• Exercise: Your answer should be one number: how many lines of the data include the string "underlying"?

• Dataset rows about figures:
____________________

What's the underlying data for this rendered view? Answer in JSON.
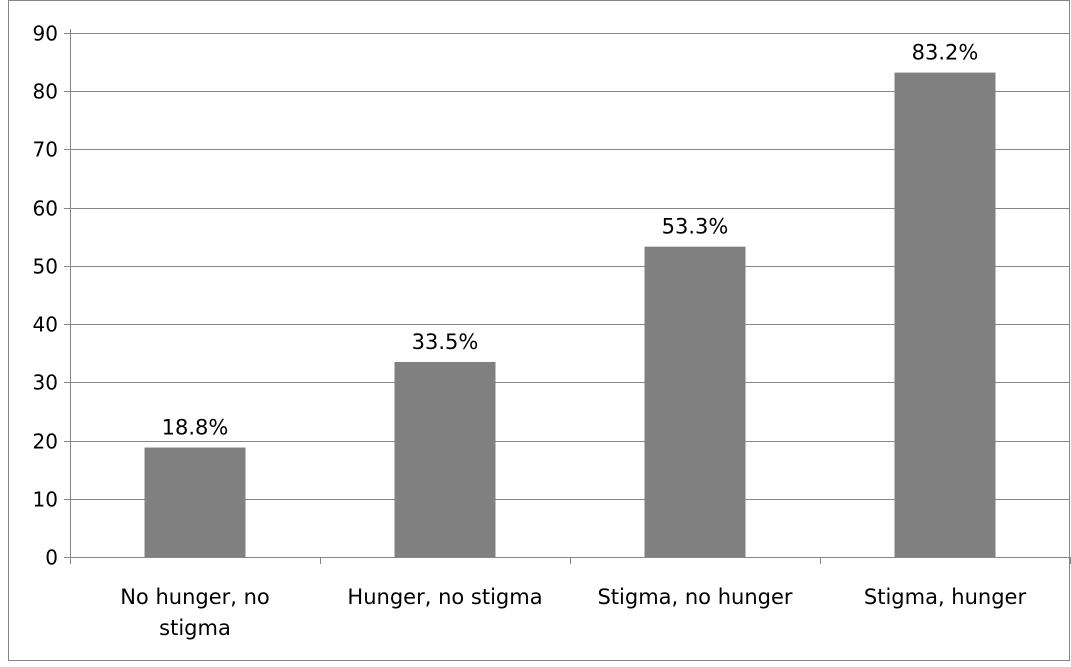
{
  "chart_data": {
    "type": "bar",
    "title": "",
    "xlabel": "",
    "ylabel": "",
    "categories": [
      "No hunger, no stigma",
      "Hunger, no stigma",
      "Stigma, no hunger",
      "Stigma, hunger"
    ],
    "category_lines": [
      [
        "No hunger, no",
        "stigma"
      ],
      [
        "Hunger, no stigma"
      ],
      [
        "Stigma, no hunger"
      ],
      [
        "Stigma, hunger"
      ]
    ],
    "values": [
      18.8,
      33.5,
      53.3,
      83.2
    ],
    "data_labels": [
      "18.8%",
      "33.5%",
      "53.3%",
      "83.2%"
    ],
    "ylim": [
      0,
      90
    ],
    "yticks": [
      "0",
      "10",
      "20",
      "30",
      "40",
      "50",
      "60",
      "70",
      "80",
      "90"
    ],
    "grid": true,
    "legend": "none",
    "colors": {
      "bar": "#808080",
      "grid": "#868686",
      "axis": "#868686",
      "border": "#868686"
    }
  }
}
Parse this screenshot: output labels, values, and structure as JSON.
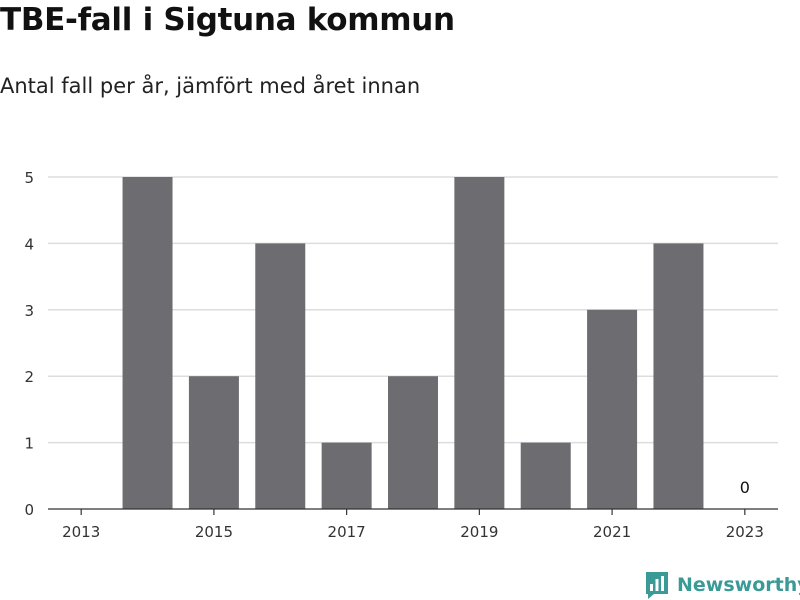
{
  "title": "TBE-fall i Sigtuna kommun",
  "subtitle": "Antal fall per år, jämfört med året innan",
  "brand": "Newsworthy",
  "colors": {
    "bar": "#6d6c71",
    "grid": "#dddddd",
    "brand": "#3a9a96"
  },
  "chart_data": {
    "type": "bar",
    "categories": [
      "2013",
      "2014",
      "2015",
      "2016",
      "2017",
      "2018",
      "2019",
      "2020",
      "2021",
      "2022",
      "2023"
    ],
    "values": [
      0,
      5,
      2,
      4,
      1,
      2,
      5,
      1,
      3,
      4,
      0
    ],
    "x_tick_labels": [
      "2013",
      "2015",
      "2017",
      "2019",
      "2021",
      "2023"
    ],
    "y_ticks": [
      0,
      1,
      2,
      3,
      4,
      5
    ],
    "ylim": [
      0,
      5
    ],
    "value_labels": [
      {
        "category": "2023",
        "text": "0"
      }
    ],
    "title": "TBE-fall i Sigtuna kommun",
    "subtitle": "Antal fall per år, jämfört med året innan",
    "xlabel": "",
    "ylabel": "",
    "grid": true
  }
}
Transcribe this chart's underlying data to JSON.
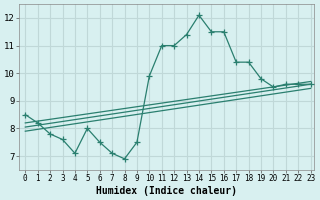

____________________

• Problem solution: 2